Listed records:
◇ ◇ ◇ ◇

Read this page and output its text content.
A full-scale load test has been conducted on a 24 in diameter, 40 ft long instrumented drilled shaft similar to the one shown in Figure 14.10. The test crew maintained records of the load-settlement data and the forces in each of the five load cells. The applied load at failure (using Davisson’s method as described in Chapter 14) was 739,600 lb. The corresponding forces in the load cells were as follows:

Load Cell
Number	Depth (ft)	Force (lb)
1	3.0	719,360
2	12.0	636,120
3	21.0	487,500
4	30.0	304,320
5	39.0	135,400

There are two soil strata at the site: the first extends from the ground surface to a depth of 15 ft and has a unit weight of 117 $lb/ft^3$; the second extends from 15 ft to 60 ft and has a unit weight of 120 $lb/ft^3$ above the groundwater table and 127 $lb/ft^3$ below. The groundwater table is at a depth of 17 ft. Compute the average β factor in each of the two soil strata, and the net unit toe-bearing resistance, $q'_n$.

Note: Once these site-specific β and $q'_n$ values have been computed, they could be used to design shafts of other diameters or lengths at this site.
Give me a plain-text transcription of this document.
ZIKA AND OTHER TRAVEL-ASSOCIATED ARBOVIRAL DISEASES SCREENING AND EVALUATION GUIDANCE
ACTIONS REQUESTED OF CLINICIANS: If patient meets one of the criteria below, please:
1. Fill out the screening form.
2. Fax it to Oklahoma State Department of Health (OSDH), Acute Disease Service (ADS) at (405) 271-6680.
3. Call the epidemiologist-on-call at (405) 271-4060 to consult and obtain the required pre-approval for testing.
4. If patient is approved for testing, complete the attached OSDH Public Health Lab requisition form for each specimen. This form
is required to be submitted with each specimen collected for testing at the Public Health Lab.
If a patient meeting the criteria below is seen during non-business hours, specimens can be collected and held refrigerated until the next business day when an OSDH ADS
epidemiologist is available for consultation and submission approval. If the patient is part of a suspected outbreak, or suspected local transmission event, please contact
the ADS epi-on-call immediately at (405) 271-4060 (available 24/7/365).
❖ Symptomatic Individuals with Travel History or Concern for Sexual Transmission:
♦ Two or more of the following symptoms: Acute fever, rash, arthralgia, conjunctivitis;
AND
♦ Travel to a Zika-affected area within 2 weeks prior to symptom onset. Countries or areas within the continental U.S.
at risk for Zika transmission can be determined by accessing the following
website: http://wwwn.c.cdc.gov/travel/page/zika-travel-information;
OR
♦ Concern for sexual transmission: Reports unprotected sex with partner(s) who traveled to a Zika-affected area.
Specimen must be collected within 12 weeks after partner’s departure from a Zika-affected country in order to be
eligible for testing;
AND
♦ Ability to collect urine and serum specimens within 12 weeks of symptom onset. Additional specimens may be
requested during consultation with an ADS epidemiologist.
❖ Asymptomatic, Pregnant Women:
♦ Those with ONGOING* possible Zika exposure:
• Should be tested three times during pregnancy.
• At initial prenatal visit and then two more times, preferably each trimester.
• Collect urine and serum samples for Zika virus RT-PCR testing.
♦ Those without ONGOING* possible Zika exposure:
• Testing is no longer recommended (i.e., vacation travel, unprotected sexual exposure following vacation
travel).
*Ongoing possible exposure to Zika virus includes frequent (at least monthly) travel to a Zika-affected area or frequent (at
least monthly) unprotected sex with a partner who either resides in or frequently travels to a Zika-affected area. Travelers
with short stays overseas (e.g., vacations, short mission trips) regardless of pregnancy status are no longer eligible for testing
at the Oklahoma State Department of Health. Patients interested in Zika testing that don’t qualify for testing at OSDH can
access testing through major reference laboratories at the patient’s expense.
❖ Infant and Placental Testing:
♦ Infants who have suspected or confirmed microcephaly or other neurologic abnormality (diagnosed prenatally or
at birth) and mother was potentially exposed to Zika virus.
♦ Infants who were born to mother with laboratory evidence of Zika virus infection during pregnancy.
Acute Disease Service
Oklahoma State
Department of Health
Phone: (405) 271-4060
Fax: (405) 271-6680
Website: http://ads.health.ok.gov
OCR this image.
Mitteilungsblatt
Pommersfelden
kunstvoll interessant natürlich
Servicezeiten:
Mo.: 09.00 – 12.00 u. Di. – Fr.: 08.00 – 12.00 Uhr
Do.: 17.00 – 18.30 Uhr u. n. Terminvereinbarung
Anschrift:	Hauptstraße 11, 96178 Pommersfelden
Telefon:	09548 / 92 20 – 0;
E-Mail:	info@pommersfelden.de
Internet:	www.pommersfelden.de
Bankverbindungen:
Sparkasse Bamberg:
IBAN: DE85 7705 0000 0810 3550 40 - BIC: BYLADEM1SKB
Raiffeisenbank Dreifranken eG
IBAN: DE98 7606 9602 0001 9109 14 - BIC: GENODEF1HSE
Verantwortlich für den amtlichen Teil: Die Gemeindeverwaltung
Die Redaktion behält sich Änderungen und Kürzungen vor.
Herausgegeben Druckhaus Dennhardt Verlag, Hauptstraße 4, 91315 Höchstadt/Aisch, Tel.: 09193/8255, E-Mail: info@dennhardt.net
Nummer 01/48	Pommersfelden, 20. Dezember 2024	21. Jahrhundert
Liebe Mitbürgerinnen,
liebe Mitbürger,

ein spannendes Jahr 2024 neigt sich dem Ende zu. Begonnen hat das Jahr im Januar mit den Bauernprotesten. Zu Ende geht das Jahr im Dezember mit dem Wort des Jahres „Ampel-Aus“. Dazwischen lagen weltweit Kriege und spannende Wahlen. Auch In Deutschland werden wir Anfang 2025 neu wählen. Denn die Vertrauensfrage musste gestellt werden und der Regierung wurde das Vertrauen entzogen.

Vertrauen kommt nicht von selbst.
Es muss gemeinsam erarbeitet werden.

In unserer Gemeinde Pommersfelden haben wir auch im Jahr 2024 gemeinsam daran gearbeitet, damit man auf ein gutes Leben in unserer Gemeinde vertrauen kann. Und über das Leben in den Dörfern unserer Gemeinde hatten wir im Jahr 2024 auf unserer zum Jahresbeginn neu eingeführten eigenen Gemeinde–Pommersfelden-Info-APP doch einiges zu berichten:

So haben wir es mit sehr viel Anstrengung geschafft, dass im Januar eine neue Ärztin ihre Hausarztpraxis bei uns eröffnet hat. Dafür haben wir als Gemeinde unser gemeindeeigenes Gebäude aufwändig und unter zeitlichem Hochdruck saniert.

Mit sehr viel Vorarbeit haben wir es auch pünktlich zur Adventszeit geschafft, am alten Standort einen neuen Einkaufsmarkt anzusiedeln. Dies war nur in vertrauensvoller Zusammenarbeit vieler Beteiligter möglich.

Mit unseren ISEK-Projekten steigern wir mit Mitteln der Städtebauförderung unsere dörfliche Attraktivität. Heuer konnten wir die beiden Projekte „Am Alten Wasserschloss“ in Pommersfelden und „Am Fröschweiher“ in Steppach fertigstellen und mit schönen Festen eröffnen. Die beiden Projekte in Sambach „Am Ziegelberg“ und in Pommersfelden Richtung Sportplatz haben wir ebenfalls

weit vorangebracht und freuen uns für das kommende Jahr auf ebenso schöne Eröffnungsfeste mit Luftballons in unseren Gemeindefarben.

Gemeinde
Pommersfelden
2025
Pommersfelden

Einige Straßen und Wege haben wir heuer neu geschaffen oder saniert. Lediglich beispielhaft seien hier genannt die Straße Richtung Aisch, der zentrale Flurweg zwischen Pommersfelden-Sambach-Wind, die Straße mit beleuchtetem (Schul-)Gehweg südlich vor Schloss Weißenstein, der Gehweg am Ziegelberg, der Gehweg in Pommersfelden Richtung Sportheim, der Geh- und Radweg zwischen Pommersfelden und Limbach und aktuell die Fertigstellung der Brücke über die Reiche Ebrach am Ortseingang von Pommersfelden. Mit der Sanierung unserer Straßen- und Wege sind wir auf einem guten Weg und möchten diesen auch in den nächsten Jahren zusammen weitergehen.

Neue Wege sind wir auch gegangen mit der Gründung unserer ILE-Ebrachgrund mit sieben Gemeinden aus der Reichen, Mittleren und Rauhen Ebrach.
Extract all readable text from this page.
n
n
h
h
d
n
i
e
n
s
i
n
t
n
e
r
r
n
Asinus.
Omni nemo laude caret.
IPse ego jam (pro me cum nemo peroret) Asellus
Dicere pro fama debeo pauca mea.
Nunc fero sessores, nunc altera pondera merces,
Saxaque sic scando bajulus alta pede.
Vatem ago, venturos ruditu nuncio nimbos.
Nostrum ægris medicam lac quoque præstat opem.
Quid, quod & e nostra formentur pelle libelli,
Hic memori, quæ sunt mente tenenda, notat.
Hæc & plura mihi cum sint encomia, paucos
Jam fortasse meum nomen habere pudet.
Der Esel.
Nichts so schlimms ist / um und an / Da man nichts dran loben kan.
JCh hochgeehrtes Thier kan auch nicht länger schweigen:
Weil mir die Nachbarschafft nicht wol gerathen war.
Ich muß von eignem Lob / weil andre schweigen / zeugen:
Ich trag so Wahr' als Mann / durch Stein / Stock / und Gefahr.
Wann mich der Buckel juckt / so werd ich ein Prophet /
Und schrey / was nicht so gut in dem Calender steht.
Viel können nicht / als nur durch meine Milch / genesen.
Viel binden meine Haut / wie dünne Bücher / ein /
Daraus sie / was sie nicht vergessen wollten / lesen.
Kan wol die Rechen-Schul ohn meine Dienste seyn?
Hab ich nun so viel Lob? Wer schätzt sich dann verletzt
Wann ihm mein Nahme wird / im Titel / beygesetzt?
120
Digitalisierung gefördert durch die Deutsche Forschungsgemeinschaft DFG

◇ ◇ ◇ ◇

What you need to do:
Pull out each line of the records holding the string "sehr".

Finished exercise:
So haben wir es mit sehr viel Anstrengung geschafft, dass im Januar eine neue Ärztin ihre Hausarztpraxis bei uns eröffnet hat. Dafür haben wir als Gemeinde unser gemeindeeigenes Gebäude aufwändig und unter zeitlichem Hochdruck saniert.
Mit sehr viel Vorarbeit haben wir es auch pünktlich zur Adventszeit geschafft, am alten Standort einen neuen Einkaufsmarkt anzusiedeln. Dies war nur in vertrauensvoller Zusammenarbeit vieler Beteiligter möglich.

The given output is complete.